Stored data
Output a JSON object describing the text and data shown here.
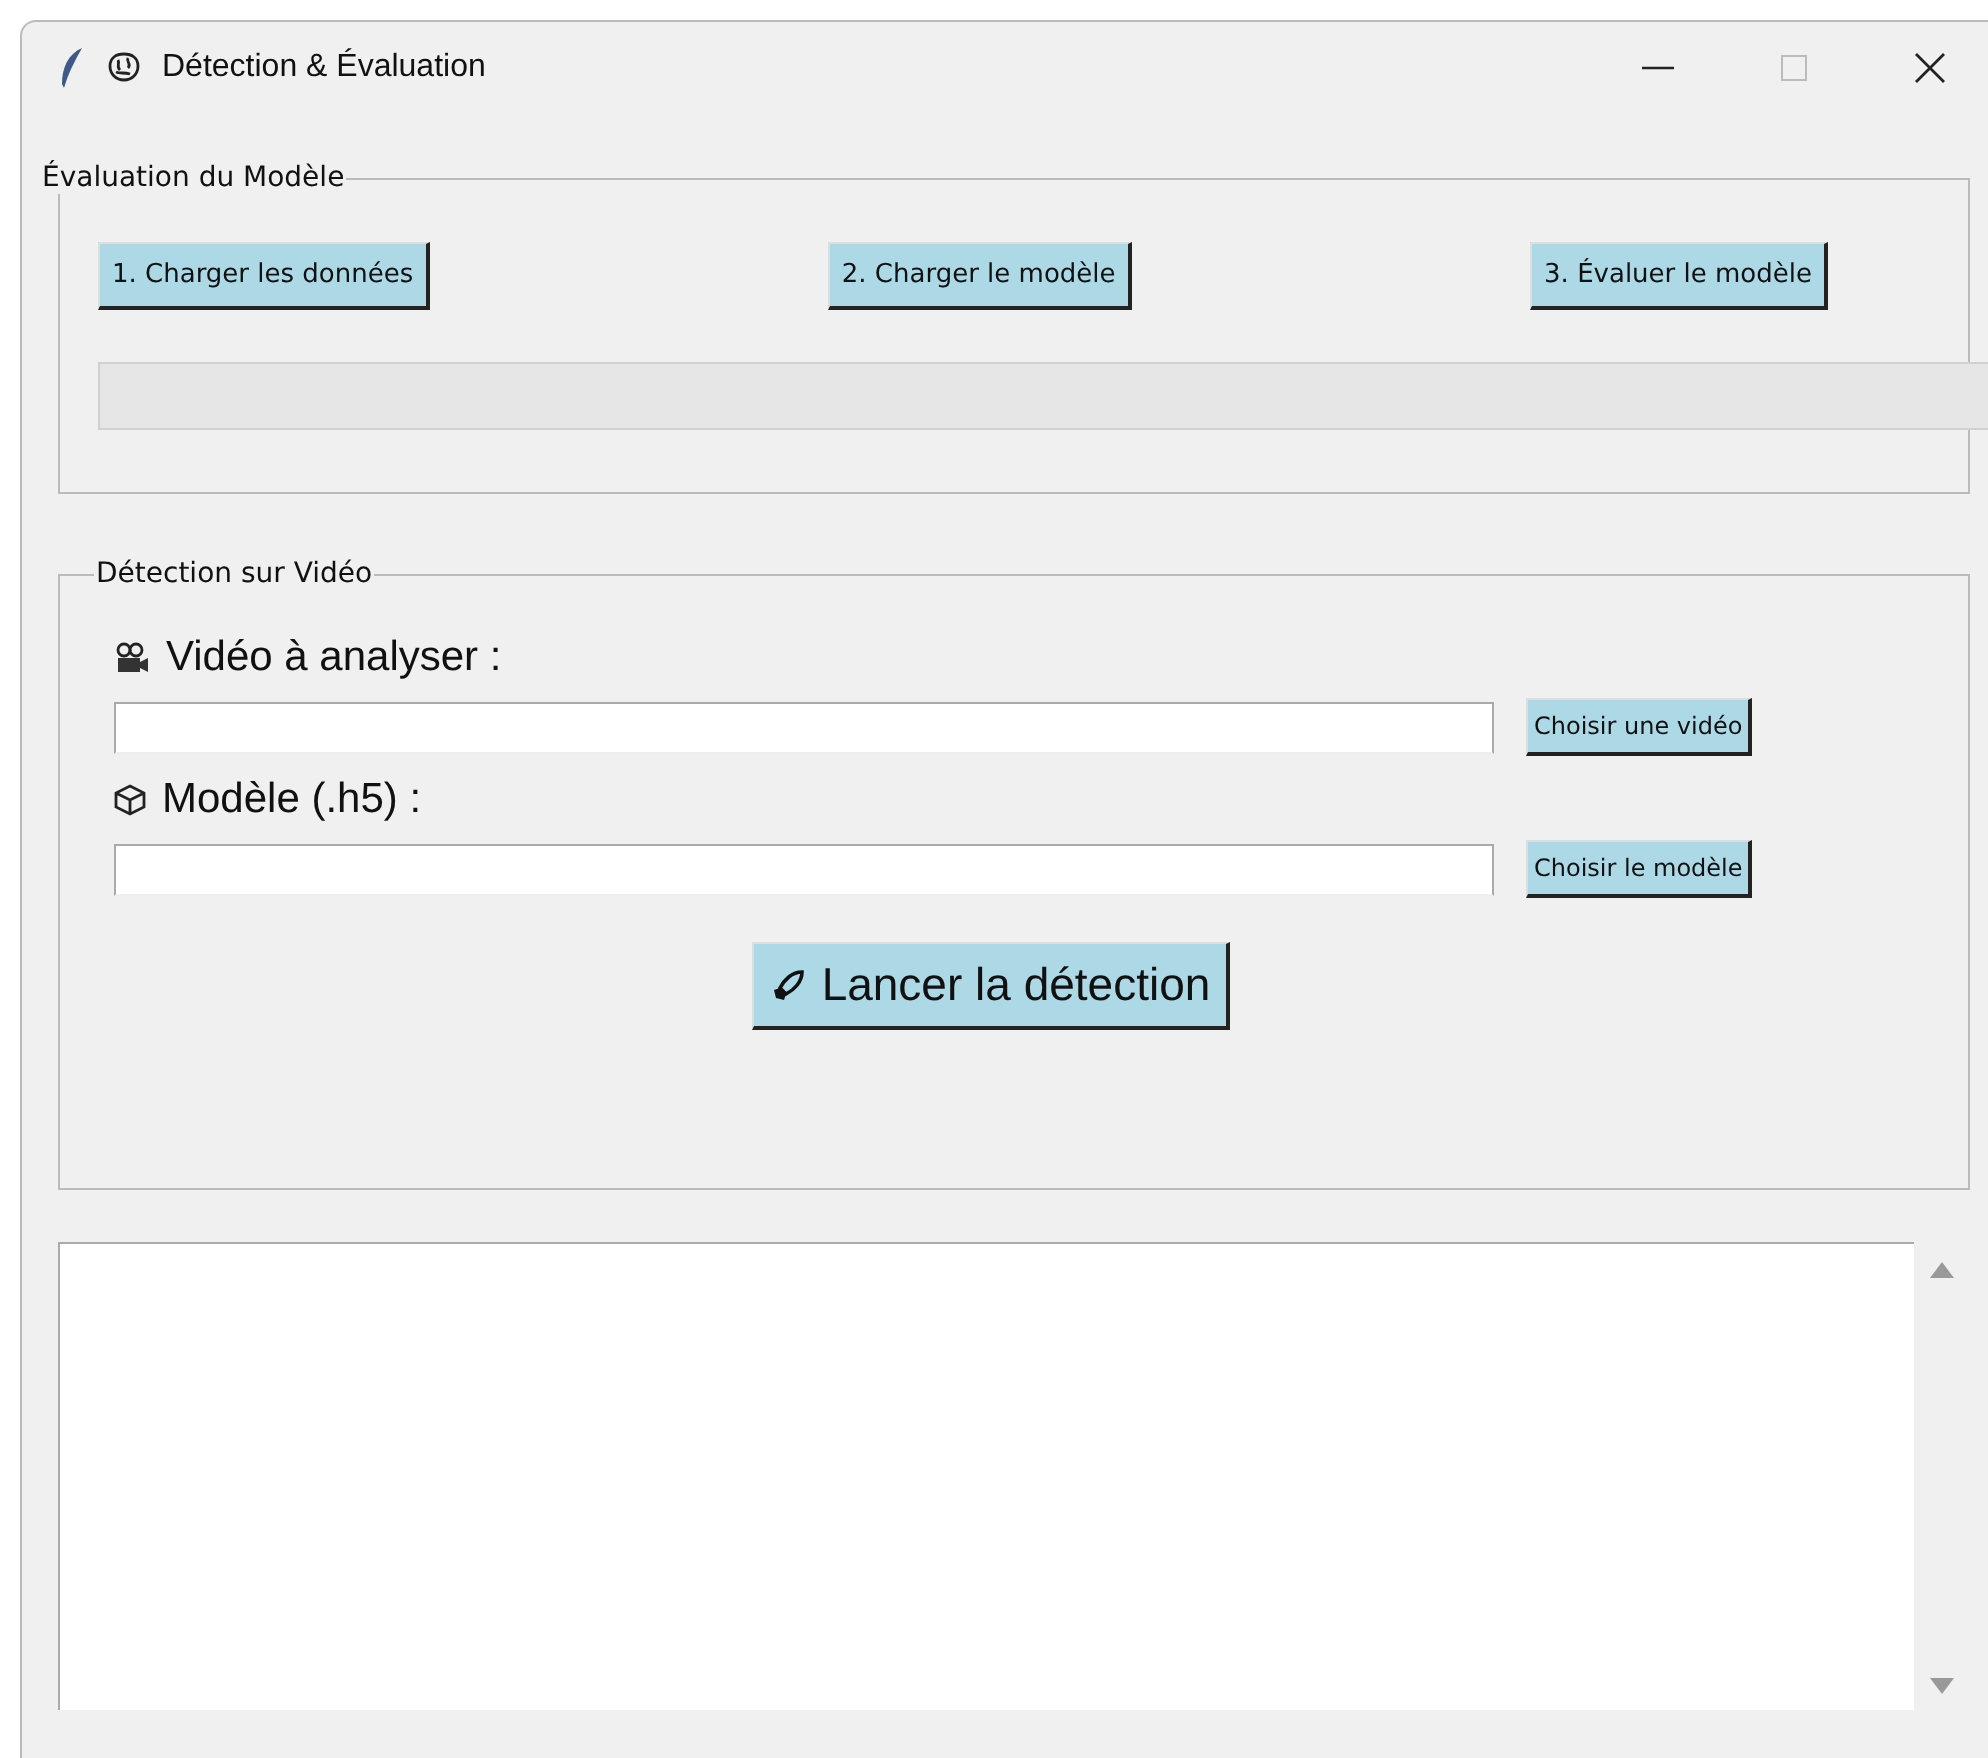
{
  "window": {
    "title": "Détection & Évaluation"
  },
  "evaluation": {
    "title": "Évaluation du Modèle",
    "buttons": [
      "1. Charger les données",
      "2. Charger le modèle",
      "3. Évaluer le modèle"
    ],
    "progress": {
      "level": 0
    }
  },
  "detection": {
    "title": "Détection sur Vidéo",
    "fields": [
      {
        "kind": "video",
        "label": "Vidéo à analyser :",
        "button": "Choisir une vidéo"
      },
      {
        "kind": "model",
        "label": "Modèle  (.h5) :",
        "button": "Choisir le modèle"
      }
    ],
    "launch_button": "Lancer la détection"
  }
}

...

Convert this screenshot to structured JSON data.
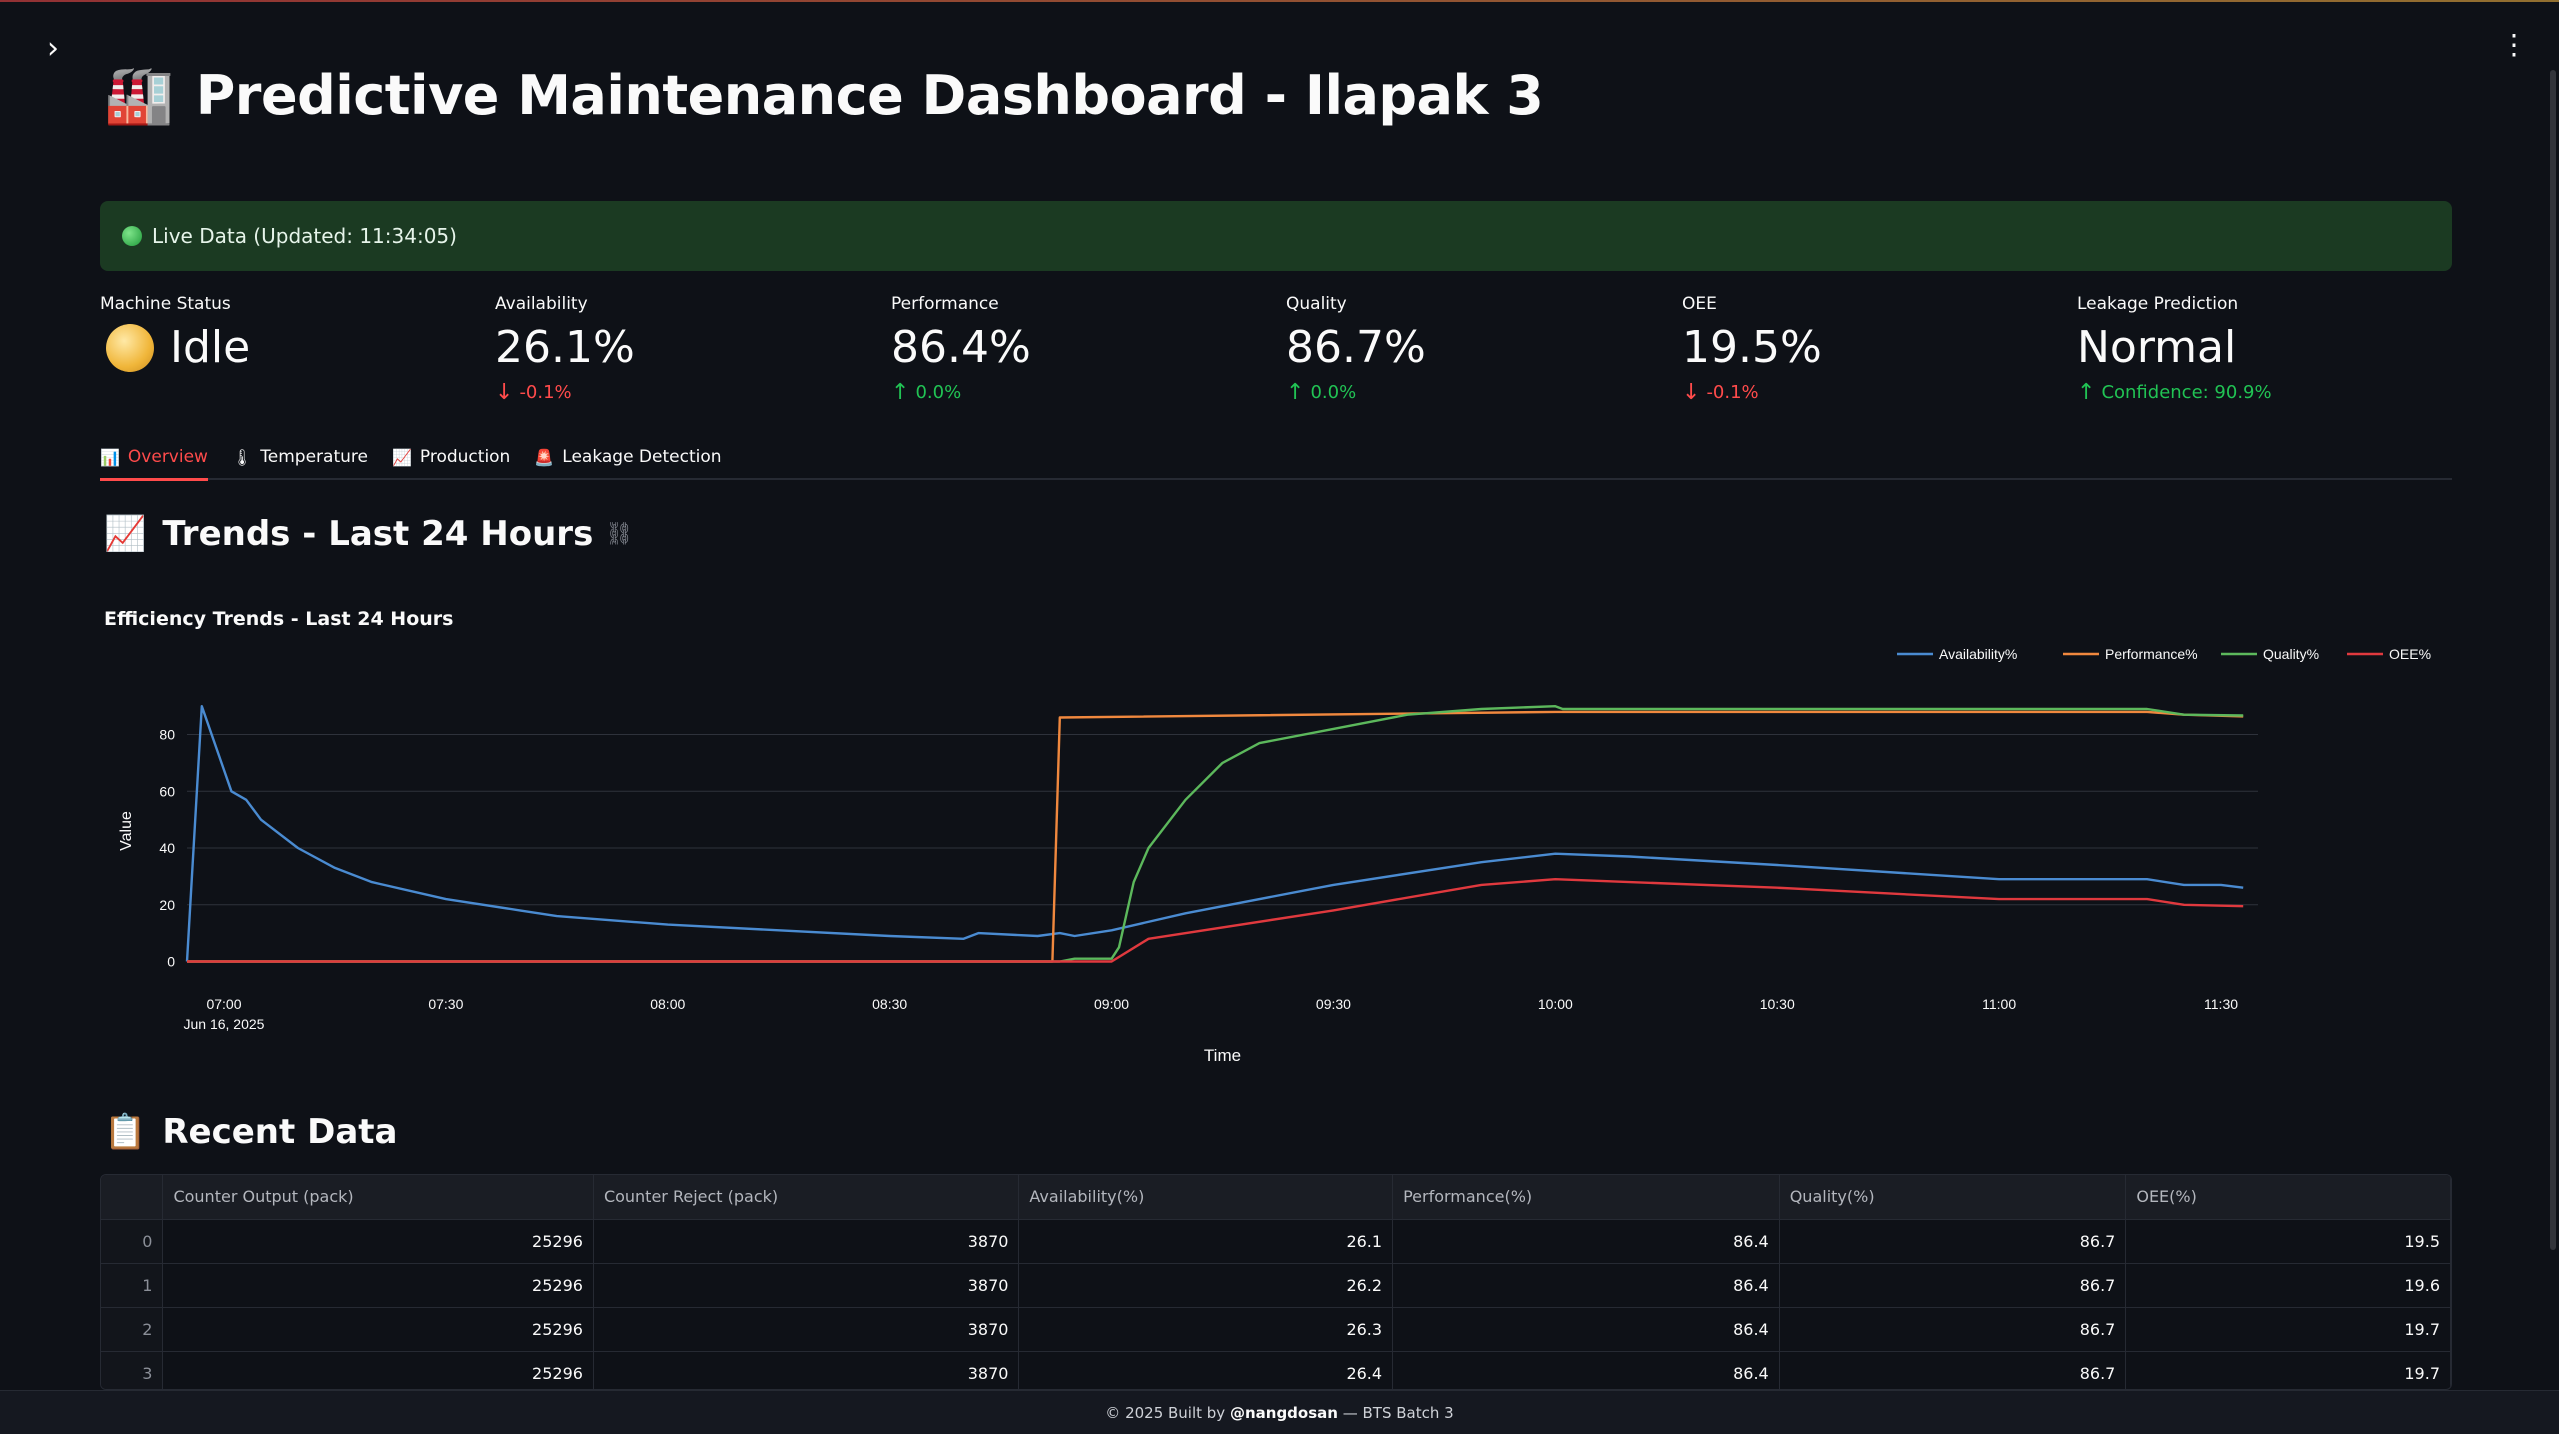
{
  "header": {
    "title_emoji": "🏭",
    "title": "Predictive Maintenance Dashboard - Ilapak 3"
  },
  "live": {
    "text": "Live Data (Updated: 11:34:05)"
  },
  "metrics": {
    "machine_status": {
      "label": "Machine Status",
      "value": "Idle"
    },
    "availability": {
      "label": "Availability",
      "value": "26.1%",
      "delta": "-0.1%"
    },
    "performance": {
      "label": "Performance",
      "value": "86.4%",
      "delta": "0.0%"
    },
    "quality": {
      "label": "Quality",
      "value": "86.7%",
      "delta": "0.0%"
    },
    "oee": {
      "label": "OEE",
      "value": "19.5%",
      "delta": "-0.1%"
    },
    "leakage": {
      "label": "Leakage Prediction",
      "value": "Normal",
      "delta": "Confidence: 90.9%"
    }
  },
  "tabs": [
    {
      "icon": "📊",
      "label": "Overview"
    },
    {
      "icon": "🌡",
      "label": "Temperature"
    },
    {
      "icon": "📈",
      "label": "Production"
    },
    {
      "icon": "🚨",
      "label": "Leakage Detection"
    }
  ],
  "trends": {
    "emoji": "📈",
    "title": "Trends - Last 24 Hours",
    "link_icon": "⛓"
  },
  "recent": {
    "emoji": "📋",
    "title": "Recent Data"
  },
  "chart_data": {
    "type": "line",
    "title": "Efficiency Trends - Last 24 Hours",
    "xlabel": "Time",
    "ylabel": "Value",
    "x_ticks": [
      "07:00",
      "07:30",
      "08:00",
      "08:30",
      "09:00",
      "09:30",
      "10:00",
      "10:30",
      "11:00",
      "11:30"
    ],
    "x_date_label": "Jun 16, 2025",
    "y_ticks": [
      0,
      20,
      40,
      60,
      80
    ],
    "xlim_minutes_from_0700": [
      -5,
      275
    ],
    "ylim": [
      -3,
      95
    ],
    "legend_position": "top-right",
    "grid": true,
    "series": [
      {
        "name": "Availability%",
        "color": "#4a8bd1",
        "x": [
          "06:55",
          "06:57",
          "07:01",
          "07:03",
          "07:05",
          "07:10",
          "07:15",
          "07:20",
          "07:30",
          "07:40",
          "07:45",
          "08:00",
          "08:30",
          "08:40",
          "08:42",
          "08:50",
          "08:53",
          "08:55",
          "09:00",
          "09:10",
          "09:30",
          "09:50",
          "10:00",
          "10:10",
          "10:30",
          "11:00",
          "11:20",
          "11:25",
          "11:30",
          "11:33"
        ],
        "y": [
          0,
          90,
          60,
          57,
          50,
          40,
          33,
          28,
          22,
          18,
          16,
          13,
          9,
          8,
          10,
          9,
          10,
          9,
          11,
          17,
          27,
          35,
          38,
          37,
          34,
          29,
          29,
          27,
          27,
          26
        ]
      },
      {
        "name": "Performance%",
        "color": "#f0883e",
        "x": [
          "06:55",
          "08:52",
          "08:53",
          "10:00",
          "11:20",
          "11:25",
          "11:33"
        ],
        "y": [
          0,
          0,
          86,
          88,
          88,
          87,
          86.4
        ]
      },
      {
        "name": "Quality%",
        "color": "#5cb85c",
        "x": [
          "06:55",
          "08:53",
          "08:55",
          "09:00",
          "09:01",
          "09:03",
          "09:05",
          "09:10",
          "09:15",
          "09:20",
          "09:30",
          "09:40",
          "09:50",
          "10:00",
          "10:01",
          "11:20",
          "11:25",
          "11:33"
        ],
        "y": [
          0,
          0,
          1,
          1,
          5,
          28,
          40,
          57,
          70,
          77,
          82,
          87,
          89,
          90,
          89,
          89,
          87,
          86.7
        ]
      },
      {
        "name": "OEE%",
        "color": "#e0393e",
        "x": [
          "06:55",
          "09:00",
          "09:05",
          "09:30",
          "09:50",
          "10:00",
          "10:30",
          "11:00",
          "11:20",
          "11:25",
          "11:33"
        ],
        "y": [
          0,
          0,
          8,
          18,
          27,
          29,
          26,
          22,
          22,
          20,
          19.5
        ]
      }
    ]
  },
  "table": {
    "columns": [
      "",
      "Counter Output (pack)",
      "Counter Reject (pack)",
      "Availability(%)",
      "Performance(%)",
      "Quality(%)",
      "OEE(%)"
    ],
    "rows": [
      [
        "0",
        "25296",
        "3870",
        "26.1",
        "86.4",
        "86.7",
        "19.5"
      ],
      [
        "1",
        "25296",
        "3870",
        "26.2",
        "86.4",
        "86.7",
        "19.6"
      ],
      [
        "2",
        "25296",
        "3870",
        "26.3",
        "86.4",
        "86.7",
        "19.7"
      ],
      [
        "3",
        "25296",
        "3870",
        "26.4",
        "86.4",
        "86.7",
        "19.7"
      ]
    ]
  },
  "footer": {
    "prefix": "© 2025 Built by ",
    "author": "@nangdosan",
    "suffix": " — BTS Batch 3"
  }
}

## SHORT EXERCISE
From the data above, copy out every line with the string "name" in it.

## OUTPUT BELOW
        "name": "Availability%",
        "name": "Performance%",
        "name": "Quality%",
        "name": "OEE%",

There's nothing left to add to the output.